(Source records)
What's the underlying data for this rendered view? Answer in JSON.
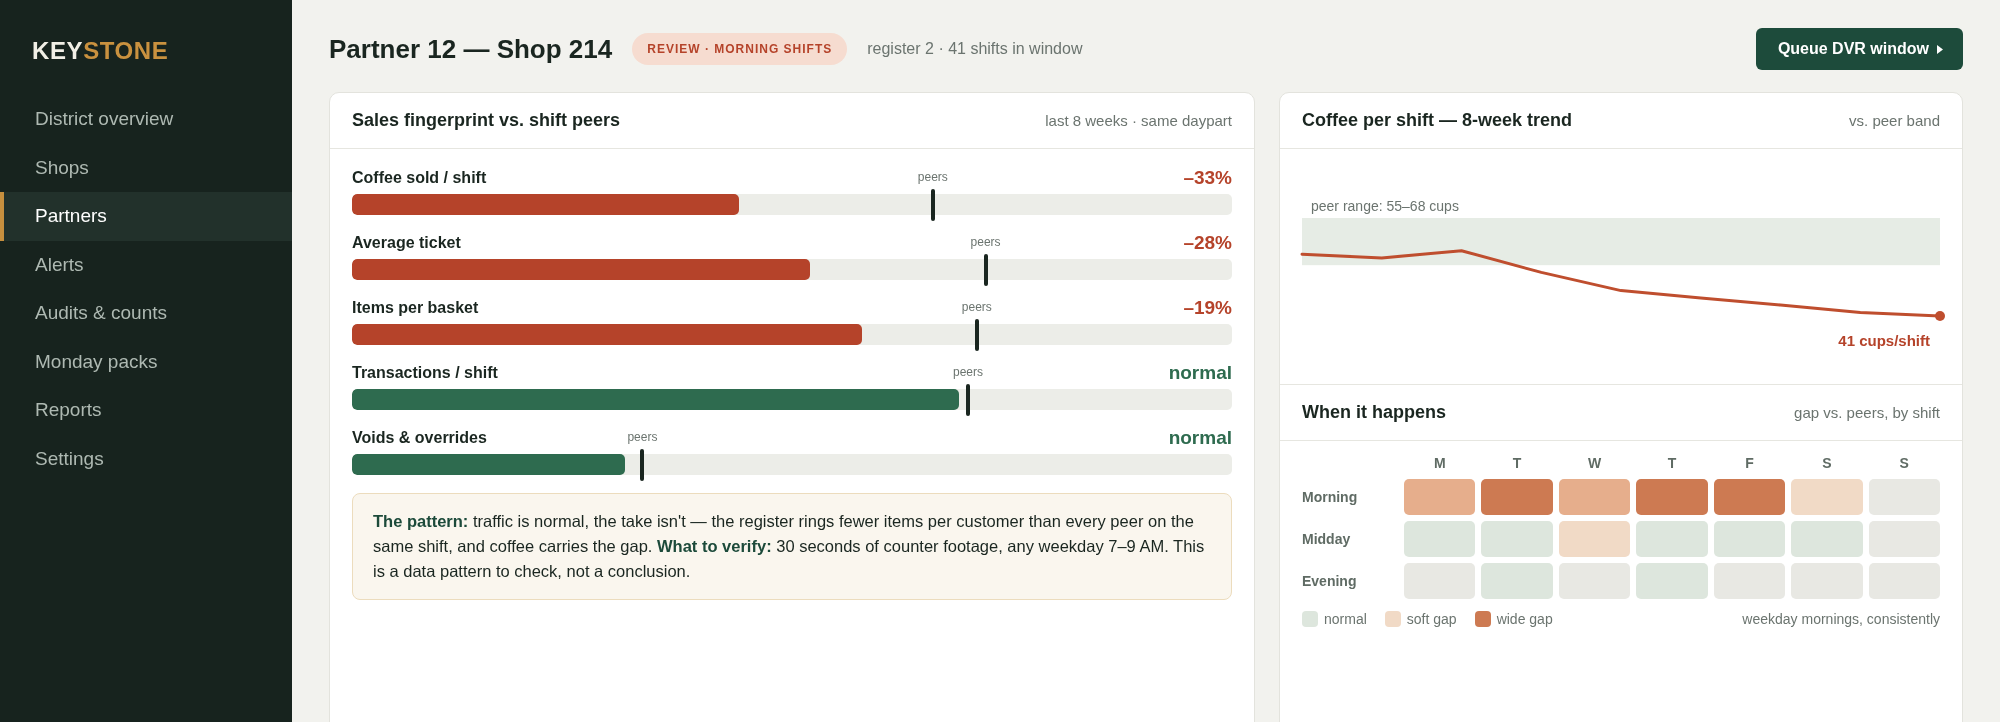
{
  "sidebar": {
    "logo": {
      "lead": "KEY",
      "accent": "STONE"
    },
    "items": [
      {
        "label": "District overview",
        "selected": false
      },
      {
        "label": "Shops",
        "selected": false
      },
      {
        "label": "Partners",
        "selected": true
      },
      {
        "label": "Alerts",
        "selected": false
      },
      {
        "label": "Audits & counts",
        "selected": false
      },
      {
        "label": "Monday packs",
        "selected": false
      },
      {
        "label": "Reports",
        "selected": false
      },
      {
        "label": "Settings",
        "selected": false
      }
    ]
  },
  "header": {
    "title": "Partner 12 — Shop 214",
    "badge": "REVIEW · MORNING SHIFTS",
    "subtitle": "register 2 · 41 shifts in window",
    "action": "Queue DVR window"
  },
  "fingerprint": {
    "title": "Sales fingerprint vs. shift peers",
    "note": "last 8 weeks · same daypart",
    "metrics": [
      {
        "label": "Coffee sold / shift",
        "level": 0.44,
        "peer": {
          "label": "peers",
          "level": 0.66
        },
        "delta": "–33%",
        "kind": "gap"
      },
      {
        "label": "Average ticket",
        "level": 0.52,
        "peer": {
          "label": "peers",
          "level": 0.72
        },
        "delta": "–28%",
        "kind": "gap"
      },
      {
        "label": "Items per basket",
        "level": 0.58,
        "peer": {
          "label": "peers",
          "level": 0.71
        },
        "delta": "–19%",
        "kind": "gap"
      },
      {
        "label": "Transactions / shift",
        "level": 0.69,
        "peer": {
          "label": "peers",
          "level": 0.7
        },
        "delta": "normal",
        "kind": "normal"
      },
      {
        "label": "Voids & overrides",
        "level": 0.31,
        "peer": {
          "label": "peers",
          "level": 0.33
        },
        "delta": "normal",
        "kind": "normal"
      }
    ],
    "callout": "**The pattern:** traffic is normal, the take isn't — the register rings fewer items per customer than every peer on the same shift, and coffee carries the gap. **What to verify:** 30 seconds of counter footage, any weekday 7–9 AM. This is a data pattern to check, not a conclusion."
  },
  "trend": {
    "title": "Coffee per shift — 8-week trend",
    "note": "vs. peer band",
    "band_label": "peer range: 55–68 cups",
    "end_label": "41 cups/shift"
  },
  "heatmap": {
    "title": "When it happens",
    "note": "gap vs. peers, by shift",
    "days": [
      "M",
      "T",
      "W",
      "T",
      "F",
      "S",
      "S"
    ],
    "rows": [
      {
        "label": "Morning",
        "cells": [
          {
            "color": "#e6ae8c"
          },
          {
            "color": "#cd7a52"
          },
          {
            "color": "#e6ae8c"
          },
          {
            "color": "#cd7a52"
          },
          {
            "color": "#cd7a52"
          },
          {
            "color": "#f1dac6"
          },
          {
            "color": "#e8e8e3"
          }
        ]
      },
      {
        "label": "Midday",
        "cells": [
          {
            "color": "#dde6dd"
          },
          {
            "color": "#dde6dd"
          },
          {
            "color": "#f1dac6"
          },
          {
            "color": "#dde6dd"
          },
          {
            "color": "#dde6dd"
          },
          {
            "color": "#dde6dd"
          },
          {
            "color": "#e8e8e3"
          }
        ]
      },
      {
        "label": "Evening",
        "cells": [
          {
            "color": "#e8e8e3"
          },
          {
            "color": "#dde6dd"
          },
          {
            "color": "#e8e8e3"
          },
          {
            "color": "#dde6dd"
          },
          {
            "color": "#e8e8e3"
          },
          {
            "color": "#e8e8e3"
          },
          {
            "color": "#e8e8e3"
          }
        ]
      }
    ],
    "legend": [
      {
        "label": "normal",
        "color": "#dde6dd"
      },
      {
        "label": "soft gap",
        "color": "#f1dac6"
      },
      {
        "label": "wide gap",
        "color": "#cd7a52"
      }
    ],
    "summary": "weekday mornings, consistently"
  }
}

§ **REQUEST**
Copy out each line of the material that holds the word "trend".

§ **ANSWER**
  "trend": {
    "title": "Coffee per shift — 8-week trend",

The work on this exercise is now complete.